(What to do): Make an exact copy of all the records.

(Extracted records):
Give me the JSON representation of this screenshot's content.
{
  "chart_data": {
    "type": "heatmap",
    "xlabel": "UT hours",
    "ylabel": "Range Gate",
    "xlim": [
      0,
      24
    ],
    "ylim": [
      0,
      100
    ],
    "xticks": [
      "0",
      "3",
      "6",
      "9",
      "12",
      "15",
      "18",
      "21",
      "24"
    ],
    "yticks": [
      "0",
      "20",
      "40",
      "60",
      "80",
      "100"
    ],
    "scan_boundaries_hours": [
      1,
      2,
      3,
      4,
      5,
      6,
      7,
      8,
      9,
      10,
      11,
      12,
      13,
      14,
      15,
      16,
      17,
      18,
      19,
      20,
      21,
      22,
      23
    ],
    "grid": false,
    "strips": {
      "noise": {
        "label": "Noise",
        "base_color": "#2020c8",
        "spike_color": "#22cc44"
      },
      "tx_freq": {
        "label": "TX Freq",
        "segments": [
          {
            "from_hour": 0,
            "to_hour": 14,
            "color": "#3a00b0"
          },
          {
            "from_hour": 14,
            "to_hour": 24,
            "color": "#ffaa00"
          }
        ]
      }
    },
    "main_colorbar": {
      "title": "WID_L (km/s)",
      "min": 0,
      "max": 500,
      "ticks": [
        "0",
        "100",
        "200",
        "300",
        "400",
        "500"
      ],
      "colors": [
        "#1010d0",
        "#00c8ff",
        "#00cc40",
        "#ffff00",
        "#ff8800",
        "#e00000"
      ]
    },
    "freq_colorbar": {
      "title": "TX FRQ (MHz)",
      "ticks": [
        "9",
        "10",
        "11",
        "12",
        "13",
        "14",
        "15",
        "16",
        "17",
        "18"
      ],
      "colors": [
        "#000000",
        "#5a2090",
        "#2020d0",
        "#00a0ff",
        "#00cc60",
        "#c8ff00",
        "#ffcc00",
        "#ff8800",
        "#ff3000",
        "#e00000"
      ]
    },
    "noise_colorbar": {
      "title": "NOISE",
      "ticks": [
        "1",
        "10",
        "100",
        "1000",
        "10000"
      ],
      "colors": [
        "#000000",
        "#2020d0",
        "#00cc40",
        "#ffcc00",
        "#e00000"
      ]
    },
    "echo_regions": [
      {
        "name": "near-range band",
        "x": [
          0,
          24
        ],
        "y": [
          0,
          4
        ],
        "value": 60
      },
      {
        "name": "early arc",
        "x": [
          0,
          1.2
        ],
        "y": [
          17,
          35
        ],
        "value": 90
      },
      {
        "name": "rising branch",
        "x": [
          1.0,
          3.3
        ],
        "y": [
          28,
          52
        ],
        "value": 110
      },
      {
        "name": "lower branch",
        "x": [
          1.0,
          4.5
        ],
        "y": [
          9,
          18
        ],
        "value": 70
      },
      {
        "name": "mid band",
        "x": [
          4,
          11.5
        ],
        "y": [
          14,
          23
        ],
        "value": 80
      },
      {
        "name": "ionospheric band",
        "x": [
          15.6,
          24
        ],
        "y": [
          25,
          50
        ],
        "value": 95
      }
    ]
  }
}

(Solution for this problem):
Give me the JSON representation of this screenshot's content.
{
  "chart_data": {
    "type": "heatmap",
    "xlabel": "UT hours",
    "ylabel": "Range Gate",
    "xlim": [
      0,
      24
    ],
    "ylim": [
      0,
      100
    ],
    "xticks": [
      "0",
      "3",
      "6",
      "9",
      "12",
      "15",
      "18",
      "21",
      "24"
    ],
    "yticks": [
      "0",
      "20",
      "40",
      "60",
      "80",
      "100"
    ],
    "scan_boundaries_hours": [
      1,
      2,
      3,
      4,
      5,
      6,
      7,
      8,
      9,
      10,
      11,
      12,
      13,
      14,
      15,
      16,
      17,
      18,
      19,
      20,
      21,
      22,
      23
    ],
    "grid": false,
    "strips": {
      "noise": {
        "label": "Noise",
        "base_color": "#2020c8",
        "spike_color": "#22cc44"
      },
      "tx_freq": {
        "label": "TX Freq",
        "segments": [
          {
            "from_hour": 0,
            "to_hour": 14,
            "color": "#3a00b0"
          },
          {
            "from_hour": 14,
            "to_hour": 24,
            "color": "#ffaa00"
          }
        ]
      }
    },
    "main_colorbar": {
      "title": "WID_L (km/s)",
      "min": 0,
      "max": 500,
      "ticks": [
        "0",
        "100",
        "200",
        "300",
        "400",
        "500"
      ],
      "colors": [
        "#1010d0",
        "#00c8ff",
        "#00cc40",
        "#ffff00",
        "#ff8800",
        "#e00000"
      ]
    },
    "freq_colorbar": {
      "title": "TX FRQ (MHz)",
      "ticks": [
        "9",
        "10",
        "11",
        "12",
        "13",
        "14",
        "15",
        "16",
        "17",
        "18"
      ],
      "colors": [
        "#000000",
        "#5a2090",
        "#2020d0",
        "#00a0ff",
        "#00cc60",
        "#c8ff00",
        "#ffcc00",
        "#ff8800",
        "#ff3000",
        "#e00000"
      ]
    },
    "noise_colorbar": {
      "title": "NOISE",
      "ticks": [
        "1",
        "10",
        "100",
        "1000",
        "10000"
      ],
      "colors": [
        "#000000",
        "#2020d0",
        "#00cc40",
        "#ffcc00",
        "#e00000"
      ]
    },
    "echo_regions": [
      {
        "name": "near-range band",
        "x": [
          0,
          24
        ],
        "y": [
          0,
          4
        ],
        "value": 60
      },
      {
        "name": "early arc",
        "x": [
          0,
          1.2
        ],
        "y": [
          17,
          35
        ],
        "value": 90
      },
      {
        "name": "rising branch",
        "x": [
          1.0,
          3.3
        ],
        "y": [
          28,
          52
        ],
        "value": 110
      },
      {
        "name": "lower branch",
        "x": [
          1.0,
          4.5
        ],
        "y": [
          9,
          18
        ],
        "value": 70
      },
      {
        "name": "mid band",
        "x": [
          4,
          11.5
        ],
        "y": [
          14,
          23
        ],
        "value": 80
      },
      {
        "name": "ionospheric band",
        "x": [
          15.6,
          24
        ],
        "y": [
          25,
          50
        ],
        "value": 95
      }
    ]
  }
}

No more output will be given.